Exercise goal:
Please list all lines of the material below in which the string "note" occurs.

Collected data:
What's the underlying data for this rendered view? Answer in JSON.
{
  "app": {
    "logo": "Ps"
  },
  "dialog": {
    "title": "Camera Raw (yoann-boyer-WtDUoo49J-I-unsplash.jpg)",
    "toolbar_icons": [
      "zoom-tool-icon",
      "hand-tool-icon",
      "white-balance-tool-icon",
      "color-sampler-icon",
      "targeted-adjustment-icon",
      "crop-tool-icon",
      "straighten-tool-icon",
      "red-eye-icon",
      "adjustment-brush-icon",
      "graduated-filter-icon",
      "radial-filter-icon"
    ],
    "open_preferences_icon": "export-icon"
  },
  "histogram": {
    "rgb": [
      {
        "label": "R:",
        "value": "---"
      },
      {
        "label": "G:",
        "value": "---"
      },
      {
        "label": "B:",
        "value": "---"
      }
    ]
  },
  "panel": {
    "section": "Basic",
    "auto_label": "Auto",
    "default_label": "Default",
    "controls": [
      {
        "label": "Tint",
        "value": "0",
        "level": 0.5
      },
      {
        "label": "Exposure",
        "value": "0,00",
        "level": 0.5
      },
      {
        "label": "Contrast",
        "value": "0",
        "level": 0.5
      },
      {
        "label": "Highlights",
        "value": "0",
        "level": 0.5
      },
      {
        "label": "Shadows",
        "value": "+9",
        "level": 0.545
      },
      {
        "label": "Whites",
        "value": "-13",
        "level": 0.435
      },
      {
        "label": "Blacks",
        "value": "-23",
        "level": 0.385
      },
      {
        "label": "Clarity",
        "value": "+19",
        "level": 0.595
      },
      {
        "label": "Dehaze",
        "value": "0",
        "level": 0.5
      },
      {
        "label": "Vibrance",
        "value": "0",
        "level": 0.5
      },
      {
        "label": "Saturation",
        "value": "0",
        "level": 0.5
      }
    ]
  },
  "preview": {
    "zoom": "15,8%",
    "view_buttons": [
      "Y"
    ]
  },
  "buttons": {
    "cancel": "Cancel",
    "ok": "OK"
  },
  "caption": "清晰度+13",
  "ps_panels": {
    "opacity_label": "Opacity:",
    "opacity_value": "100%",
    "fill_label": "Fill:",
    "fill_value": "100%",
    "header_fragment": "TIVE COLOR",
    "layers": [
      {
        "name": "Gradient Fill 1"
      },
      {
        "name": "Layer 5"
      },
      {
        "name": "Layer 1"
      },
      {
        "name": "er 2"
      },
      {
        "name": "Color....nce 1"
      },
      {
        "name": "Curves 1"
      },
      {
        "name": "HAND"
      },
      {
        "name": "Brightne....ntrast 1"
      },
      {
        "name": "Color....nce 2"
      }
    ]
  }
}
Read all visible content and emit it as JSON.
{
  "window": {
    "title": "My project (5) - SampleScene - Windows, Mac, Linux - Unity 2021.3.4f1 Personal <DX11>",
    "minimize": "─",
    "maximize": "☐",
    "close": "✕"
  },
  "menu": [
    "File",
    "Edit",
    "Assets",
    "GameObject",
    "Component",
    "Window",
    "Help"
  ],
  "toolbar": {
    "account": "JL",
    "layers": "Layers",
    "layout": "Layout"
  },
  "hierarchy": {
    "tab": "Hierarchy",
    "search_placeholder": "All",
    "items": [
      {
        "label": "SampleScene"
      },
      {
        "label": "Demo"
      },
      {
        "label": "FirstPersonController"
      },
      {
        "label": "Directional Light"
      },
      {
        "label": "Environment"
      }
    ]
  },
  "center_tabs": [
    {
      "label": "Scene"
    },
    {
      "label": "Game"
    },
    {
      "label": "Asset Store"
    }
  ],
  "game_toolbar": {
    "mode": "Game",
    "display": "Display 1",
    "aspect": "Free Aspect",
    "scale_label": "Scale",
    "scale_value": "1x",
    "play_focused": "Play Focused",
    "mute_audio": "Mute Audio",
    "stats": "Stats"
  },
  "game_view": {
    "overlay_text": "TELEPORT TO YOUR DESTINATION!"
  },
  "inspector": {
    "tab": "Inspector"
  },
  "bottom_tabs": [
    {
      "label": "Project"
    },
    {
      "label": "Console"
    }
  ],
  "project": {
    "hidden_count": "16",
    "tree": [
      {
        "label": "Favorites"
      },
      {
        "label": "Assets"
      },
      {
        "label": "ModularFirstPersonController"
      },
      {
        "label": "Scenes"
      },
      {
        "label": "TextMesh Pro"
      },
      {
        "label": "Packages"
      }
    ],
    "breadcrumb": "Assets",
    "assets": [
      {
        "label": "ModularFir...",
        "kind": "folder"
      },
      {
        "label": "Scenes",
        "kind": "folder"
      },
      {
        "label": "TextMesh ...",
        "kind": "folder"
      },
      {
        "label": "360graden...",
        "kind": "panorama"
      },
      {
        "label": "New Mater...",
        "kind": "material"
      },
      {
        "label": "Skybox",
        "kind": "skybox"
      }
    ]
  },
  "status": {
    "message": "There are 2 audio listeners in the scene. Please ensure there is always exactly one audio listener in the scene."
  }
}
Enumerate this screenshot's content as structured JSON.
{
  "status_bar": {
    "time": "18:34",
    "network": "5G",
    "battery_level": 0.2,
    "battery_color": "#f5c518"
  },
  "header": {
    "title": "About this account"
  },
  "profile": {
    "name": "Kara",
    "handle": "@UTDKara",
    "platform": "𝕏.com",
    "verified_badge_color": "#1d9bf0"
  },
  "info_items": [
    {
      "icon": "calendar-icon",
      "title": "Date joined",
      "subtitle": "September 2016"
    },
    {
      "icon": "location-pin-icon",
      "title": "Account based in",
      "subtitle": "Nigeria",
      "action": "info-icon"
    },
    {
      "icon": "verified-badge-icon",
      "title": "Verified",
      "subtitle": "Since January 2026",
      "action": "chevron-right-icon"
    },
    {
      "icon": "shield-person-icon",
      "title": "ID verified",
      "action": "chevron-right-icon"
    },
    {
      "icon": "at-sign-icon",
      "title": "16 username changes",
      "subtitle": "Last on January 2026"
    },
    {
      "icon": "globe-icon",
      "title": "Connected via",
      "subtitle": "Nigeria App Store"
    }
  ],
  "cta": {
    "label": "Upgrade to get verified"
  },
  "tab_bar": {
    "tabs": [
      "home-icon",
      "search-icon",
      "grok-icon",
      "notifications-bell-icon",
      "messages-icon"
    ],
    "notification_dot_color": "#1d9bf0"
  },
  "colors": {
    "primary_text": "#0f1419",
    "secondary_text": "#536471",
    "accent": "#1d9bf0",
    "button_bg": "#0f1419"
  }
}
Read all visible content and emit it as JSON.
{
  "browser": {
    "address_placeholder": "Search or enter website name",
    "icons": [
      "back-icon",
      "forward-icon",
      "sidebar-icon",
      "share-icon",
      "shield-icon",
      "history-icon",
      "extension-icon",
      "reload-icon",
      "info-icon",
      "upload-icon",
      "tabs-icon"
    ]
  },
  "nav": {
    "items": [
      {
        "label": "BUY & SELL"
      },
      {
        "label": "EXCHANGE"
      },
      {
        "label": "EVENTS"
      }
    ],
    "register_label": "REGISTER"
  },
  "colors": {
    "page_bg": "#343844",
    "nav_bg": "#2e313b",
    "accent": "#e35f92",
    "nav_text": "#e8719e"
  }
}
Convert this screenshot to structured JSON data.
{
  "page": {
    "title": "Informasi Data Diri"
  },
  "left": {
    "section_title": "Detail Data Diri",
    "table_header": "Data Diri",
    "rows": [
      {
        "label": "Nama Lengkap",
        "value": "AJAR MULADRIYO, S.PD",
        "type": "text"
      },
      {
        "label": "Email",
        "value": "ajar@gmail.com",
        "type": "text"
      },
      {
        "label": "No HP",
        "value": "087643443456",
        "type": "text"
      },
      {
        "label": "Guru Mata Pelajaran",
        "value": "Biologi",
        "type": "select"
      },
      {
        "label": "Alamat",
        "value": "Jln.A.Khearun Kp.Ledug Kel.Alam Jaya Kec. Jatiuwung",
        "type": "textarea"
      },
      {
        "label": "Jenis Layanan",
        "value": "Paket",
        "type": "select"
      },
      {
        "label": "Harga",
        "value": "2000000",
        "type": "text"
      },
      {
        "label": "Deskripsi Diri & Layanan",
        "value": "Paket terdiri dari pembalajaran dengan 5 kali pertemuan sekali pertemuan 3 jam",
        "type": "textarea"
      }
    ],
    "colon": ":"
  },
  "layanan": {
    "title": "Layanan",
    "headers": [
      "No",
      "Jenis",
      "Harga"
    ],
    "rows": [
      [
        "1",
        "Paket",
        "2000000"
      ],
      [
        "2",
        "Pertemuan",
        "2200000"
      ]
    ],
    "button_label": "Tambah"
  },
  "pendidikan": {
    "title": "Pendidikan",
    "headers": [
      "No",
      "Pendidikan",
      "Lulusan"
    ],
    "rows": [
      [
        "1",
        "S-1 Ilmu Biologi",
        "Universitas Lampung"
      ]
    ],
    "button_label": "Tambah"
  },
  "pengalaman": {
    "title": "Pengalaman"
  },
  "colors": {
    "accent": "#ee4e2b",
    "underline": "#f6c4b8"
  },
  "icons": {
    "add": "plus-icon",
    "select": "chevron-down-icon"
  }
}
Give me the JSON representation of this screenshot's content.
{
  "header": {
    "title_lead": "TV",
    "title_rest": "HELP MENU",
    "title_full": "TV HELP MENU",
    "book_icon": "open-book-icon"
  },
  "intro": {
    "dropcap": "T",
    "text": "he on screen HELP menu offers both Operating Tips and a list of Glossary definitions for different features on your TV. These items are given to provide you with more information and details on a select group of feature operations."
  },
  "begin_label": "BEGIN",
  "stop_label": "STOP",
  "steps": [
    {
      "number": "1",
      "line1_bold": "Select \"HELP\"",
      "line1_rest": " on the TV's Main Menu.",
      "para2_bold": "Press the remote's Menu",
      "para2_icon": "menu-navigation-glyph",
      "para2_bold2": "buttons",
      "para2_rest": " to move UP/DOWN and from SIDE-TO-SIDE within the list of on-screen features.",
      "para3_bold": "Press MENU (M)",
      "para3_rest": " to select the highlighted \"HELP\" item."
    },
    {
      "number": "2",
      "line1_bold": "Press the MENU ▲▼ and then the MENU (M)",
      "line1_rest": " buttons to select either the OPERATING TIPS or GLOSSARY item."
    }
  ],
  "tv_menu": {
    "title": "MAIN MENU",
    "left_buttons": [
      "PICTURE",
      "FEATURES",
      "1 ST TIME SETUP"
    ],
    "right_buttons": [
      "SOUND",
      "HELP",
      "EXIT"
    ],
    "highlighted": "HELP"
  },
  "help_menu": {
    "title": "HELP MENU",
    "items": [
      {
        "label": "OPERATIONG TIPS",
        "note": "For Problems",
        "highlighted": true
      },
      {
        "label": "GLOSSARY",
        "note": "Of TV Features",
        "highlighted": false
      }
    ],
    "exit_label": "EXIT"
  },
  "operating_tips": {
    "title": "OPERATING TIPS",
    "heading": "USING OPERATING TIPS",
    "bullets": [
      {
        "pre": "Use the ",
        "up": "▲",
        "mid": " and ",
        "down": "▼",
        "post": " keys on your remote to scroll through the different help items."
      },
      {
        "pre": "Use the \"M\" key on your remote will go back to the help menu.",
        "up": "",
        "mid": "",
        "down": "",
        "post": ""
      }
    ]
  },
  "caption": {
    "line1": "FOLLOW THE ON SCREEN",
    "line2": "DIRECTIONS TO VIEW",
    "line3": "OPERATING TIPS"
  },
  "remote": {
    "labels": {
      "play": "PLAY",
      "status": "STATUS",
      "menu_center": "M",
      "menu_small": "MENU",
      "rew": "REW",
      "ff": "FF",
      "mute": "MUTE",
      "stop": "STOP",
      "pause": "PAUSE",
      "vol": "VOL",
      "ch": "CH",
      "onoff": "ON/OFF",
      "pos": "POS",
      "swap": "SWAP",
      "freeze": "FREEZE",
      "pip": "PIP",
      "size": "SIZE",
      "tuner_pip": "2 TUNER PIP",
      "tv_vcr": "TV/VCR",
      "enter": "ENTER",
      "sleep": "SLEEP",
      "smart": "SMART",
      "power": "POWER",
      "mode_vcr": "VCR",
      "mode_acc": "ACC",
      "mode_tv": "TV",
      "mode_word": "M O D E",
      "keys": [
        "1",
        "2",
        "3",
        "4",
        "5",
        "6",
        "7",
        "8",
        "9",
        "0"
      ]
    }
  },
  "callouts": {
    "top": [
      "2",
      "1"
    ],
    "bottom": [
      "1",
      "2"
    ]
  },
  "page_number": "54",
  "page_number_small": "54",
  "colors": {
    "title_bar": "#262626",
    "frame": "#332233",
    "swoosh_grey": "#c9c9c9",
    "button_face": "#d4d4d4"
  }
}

Exercise output:
        "note": "For Problems",
        "note": "Of TV Features",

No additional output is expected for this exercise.